Records |
====================
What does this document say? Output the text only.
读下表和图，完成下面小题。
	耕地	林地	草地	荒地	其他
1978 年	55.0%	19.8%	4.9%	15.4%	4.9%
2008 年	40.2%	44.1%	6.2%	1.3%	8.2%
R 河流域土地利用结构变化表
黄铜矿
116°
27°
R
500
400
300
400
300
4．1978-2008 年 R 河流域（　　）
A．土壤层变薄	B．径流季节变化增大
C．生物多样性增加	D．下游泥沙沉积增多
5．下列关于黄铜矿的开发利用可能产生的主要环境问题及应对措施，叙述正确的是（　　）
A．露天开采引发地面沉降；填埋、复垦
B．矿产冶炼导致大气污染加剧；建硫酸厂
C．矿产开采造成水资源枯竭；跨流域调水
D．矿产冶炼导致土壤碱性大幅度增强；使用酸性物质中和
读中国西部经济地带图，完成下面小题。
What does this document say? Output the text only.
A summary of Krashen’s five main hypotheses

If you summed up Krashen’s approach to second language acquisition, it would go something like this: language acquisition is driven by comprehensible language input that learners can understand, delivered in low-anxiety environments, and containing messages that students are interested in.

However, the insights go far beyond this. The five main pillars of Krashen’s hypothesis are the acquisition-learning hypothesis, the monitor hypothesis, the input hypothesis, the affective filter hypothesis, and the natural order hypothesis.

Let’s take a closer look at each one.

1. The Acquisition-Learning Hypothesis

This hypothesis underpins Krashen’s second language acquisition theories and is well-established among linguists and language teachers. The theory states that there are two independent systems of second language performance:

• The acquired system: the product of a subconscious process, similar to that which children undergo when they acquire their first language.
====================
Problem requirements |
What do the records say? Quote them all exactly.

Answer |
What does this document say? Output the text only.
读下表和图，完成下面小题。
	耕地	林地	草地	荒地	其他
1978 年	55.0%	19.8%	4.9%	15.4%	4.9%
2008 年	40.2%	44.1%	6.2%	1.3%	8.2%
R 河流域土地利用结构变化表
黄铜矿
116°
27°
R
500
400
300
400
300
4．1978-2008 年 R 河流域（　　）
A．土壤层变薄	B．径流季节变化增大
C．生物多样性增加	D．下游泥沙沉积增多
5．下列关于黄铜矿的开发利用可能产生的主要环境问题及应对措施，叙述正确的是（　　）
A．露天开采引发地面沉降；填埋、复垦
B．矿产冶炼导致大气污染加剧；建硫酸厂
C．矿产开采造成水资源枯竭；跨流域调水
D．矿产冶炼导致土壤碱性大幅度增强；使用酸性物质中和
读中国西部经济地带图，完成下面小题。
What does this document say? Output the text only.
A summary of Krashen’s five main hypotheses

If you summed up Krashen’s approach to second language acquisition, it would go something like this: language acquisition is driven by comprehensible language input that learners can understand, delivered in low-anxiety environments, and containing messages that students are interested in.

However, the insights go far beyond this. The five main pillars of Krashen’s hypothesis are the acquisition-learning hypothesis, the monitor hypothesis, the input hypothesis, the affective filter hypothesis, and the natural order hypothesis.

Let’s take a closer look at each one.

1. The Acquisition-Learning Hypothesis

This hypothesis underpins Krashen’s second language acquisition theories and is well-established among linguists and language teachers. The theory states that there are two independent systems of second language performance:

• The acquired system: the product of a subconscious process, similar to that which children undergo when they acquire their first language.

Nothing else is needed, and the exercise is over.